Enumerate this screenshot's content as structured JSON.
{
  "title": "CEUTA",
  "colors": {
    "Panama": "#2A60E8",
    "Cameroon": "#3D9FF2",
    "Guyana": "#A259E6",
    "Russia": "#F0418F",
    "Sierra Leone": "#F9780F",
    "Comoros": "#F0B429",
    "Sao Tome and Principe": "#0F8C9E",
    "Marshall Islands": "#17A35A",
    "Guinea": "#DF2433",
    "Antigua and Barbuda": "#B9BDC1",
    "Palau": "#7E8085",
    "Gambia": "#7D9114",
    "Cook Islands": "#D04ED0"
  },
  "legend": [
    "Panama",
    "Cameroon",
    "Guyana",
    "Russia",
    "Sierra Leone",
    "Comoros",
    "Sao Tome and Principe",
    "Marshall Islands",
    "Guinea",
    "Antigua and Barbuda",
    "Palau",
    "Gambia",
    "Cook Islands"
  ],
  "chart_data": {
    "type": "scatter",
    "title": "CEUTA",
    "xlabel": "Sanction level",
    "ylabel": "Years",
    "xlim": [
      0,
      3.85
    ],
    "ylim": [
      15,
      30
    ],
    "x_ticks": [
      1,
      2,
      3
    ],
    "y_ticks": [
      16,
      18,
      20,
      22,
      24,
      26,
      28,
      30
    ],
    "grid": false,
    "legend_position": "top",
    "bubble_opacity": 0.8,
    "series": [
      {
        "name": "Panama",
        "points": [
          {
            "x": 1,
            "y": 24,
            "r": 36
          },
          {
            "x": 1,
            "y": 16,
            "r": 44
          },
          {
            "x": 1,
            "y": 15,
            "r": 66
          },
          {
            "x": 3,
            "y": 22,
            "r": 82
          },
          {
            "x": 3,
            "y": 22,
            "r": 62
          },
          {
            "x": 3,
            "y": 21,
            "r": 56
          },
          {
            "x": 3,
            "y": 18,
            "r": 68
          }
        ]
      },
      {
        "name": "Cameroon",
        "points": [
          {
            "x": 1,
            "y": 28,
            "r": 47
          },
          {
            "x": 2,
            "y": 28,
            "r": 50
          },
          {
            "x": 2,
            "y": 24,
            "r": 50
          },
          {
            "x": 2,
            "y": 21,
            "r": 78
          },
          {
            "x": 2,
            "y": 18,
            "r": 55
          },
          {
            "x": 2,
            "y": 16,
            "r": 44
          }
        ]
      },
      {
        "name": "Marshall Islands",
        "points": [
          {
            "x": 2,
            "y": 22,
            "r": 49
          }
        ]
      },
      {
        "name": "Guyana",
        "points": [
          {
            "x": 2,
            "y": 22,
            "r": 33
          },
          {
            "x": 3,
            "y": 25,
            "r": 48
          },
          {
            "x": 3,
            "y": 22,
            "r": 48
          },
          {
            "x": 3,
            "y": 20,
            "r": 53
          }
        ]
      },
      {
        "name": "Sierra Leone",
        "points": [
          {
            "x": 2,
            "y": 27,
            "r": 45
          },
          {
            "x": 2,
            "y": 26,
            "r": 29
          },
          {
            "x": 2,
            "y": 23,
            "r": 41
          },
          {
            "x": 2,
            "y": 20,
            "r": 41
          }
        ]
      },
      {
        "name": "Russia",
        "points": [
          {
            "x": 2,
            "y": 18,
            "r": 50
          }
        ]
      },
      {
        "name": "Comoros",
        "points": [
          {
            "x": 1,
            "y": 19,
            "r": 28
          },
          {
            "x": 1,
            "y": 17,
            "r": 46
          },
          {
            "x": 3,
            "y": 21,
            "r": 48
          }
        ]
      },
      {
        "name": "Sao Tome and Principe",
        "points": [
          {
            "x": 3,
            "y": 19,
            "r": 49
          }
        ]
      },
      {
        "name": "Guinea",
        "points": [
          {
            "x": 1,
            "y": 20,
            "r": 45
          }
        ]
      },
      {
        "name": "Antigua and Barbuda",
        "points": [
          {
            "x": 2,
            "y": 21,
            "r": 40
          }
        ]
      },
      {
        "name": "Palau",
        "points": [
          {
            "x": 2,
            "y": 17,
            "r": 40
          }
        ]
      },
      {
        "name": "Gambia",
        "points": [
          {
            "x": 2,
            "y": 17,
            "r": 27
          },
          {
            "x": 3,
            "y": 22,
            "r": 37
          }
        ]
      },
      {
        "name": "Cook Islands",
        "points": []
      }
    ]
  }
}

WORK INSTRUCTIONS:
Transcribe the entire listing above precisely.

RESPONSE:
Enumerate this screenshot's content as structured JSON.
{
  "title": "CEUTA",
  "colors": {
    "Panama": "#2A60E8",
    "Cameroon": "#3D9FF2",
    "Guyana": "#A259E6",
    "Russia": "#F0418F",
    "Sierra Leone": "#F9780F",
    "Comoros": "#F0B429",
    "Sao Tome and Principe": "#0F8C9E",
    "Marshall Islands": "#17A35A",
    "Guinea": "#DF2433",
    "Antigua and Barbuda": "#B9BDC1",
    "Palau": "#7E8085",
    "Gambia": "#7D9114",
    "Cook Islands": "#D04ED0"
  },
  "legend": [
    "Panama",
    "Cameroon",
    "Guyana",
    "Russia",
    "Sierra Leone",
    "Comoros",
    "Sao Tome and Principe",
    "Marshall Islands",
    "Guinea",
    "Antigua and Barbuda",
    "Palau",
    "Gambia",
    "Cook Islands"
  ],
  "chart_data": {
    "type": "scatter",
    "title": "CEUTA",
    "xlabel": "Sanction level",
    "ylabel": "Years",
    "xlim": [
      0,
      3.85
    ],
    "ylim": [
      15,
      30
    ],
    "x_ticks": [
      1,
      2,
      3
    ],
    "y_ticks": [
      16,
      18,
      20,
      22,
      24,
      26,
      28,
      30
    ],
    "grid": false,
    "legend_position": "top",
    "bubble_opacity": 0.8,
    "series": [
      {
        "name": "Panama",
        "points": [
          {
            "x": 1,
            "y": 24,
            "r": 36
          },
          {
            "x": 1,
            "y": 16,
            "r": 44
          },
          {
            "x": 1,
            "y": 15,
            "r": 66
          },
          {
            "x": 3,
            "y": 22,
            "r": 82
          },
          {
            "x": 3,
            "y": 22,
            "r": 62
          },
          {
            "x": 3,
            "y": 21,
            "r": 56
          },
          {
            "x": 3,
            "y": 18,
            "r": 68
          }
        ]
      },
      {
        "name": "Cameroon",
        "points": [
          {
            "x": 1,
            "y": 28,
            "r": 47
          },
          {
            "x": 2,
            "y": 28,
            "r": 50
          },
          {
            "x": 2,
            "y": 24,
            "r": 50
          },
          {
            "x": 2,
            "y": 21,
            "r": 78
          },
          {
            "x": 2,
            "y": 18,
            "r": 55
          },
          {
            "x": 2,
            "y": 16,
            "r": 44
          }
        ]
      },
      {
        "name": "Marshall Islands",
        "points": [
          {
            "x": 2,
            "y": 22,
            "r": 49
          }
        ]
      },
      {
        "name": "Guyana",
        "points": [
          {
            "x": 2,
            "y": 22,
            "r": 33
          },
          {
            "x": 3,
            "y": 25,
            "r": 48
          },
          {
            "x": 3,
            "y": 22,
            "r": 48
          },
          {
            "x": 3,
            "y": 20,
            "r": 53
          }
        ]
      },
      {
        "name": "Sierra Leone",
        "points": [
          {
            "x": 2,
            "y": 27,
            "r": 45
          },
          {
            "x": 2,
            "y": 26,
            "r": 29
          },
          {
            "x": 2,
            "y": 23,
            "r": 41
          },
          {
            "x": 2,
            "y": 20,
            "r": 41
          }
        ]
      },
      {
        "name": "Russia",
        "points": [
          {
            "x": 2,
            "y": 18,
            "r": 50
          }
        ]
      },
      {
        "name": "Comoros",
        "points": [
          {
            "x": 1,
            "y": 19,
            "r": 28
          },
          {
            "x": 1,
            "y": 17,
            "r": 46
          },
          {
            "x": 3,
            "y": 21,
            "r": 48
          }
        ]
      },
      {
        "name": "Sao Tome and Principe",
        "points": [
          {
            "x": 3,
            "y": 19,
            "r": 49
          }
        ]
      },
      {
        "name": "Guinea",
        "points": [
          {
            "x": 1,
            "y": 20,
            "r": 45
          }
        ]
      },
      {
        "name": "Antigua and Barbuda",
        "points": [
          {
            "x": 2,
            "y": 21,
            "r": 40
          }
        ]
      },
      {
        "name": "Palau",
        "points": [
          {
            "x": 2,
            "y": 17,
            "r": 40
          }
        ]
      },
      {
        "name": "Gambia",
        "points": [
          {
            "x": 2,
            "y": 17,
            "r": 27
          },
          {
            "x": 3,
            "y": 22,
            "r": 37
          }
        ]
      },
      {
        "name": "Cook Islands",
        "points": []
      }
    ]
  }
}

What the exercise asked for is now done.